(Structured figure records)
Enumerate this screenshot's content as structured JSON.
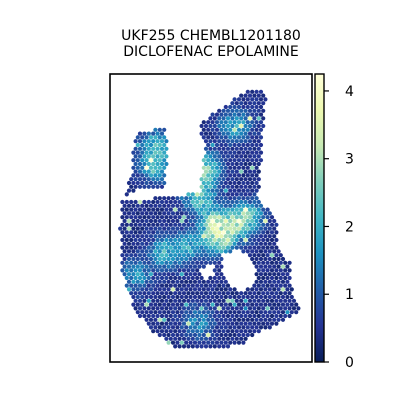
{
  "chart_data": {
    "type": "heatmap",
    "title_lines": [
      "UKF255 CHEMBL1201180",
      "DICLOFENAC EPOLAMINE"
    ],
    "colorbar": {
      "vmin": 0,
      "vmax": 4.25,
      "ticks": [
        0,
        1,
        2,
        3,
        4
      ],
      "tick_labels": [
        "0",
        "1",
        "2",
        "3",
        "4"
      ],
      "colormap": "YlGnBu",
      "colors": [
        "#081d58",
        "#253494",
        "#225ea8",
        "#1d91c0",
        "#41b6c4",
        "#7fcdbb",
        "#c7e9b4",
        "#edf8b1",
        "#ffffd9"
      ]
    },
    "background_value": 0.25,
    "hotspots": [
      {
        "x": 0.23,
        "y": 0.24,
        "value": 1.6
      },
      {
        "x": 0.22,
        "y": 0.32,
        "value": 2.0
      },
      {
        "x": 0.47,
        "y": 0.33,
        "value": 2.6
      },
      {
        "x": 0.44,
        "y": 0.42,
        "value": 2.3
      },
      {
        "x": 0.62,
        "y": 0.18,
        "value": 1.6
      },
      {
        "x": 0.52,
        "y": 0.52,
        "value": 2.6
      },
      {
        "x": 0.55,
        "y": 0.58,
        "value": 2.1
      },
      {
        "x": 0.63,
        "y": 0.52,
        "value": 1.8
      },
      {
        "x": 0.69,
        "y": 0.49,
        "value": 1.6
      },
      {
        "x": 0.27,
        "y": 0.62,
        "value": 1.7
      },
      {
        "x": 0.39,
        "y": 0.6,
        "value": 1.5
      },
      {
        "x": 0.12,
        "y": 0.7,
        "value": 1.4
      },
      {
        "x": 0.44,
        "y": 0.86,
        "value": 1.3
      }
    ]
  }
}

> What is required:
All of the entries above should be copied exactly, except for the pictures.

> Task solution:
Enumerate this screenshot's content as structured JSON.
{
  "chart_data": {
    "type": "heatmap",
    "title_lines": [
      "UKF255 CHEMBL1201180",
      "DICLOFENAC EPOLAMINE"
    ],
    "colorbar": {
      "vmin": 0,
      "vmax": 4.25,
      "ticks": [
        0,
        1,
        2,
        3,
        4
      ],
      "tick_labels": [
        "0",
        "1",
        "2",
        "3",
        "4"
      ],
      "colormap": "YlGnBu",
      "colors": [
        "#081d58",
        "#253494",
        "#225ea8",
        "#1d91c0",
        "#41b6c4",
        "#7fcdbb",
        "#c7e9b4",
        "#edf8b1",
        "#ffffd9"
      ]
    },
    "background_value": 0.25,
    "hotspots": [
      {
        "x": 0.23,
        "y": 0.24,
        "value": 1.6
      },
      {
        "x": 0.22,
        "y": 0.32,
        "value": 2.0
      },
      {
        "x": 0.47,
        "y": 0.33,
        "value": 2.6
      },
      {
        "x": 0.44,
        "y": 0.42,
        "value": 2.3
      },
      {
        "x": 0.62,
        "y": 0.18,
        "value": 1.6
      },
      {
        "x": 0.52,
        "y": 0.52,
        "value": 2.6
      },
      {
        "x": 0.55,
        "y": 0.58,
        "value": 2.1
      },
      {
        "x": 0.63,
        "y": 0.52,
        "value": 1.8
      },
      {
        "x": 0.69,
        "y": 0.49,
        "value": 1.6
      },
      {
        "x": 0.27,
        "y": 0.62,
        "value": 1.7
      },
      {
        "x": 0.39,
        "y": 0.6,
        "value": 1.5
      },
      {
        "x": 0.12,
        "y": 0.7,
        "value": 1.4
      },
      {
        "x": 0.44,
        "y": 0.86,
        "value": 1.3
      }
    ]
  }
}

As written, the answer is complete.